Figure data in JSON
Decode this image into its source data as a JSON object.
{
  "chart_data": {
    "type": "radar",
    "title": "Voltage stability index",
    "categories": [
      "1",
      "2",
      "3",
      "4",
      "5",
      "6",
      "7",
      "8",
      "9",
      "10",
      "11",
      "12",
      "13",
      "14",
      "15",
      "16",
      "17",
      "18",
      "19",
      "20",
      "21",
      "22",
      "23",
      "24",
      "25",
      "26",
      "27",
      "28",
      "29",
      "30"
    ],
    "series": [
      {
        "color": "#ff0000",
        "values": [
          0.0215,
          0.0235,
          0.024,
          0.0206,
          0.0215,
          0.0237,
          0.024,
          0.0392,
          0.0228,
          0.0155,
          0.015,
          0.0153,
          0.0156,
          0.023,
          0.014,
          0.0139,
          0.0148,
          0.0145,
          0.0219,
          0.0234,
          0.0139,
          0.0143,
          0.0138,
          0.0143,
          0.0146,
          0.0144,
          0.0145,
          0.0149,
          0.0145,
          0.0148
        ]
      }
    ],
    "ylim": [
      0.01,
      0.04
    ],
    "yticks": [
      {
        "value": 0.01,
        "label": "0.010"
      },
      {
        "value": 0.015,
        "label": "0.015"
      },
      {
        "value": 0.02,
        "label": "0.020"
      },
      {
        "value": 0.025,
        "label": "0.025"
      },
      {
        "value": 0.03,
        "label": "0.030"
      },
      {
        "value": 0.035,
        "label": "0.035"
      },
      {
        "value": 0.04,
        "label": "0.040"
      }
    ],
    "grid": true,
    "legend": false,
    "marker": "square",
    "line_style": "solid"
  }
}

_Problem to solve_
Which lines contain the word "label"? Copy each one.

_Written solution_
        "label": "0.010"
        "label": "0.015"
        "label": "0.020"
        "label": "0.025"
        "label": "0.030"
        "label": "0.035"
        "label": "0.040"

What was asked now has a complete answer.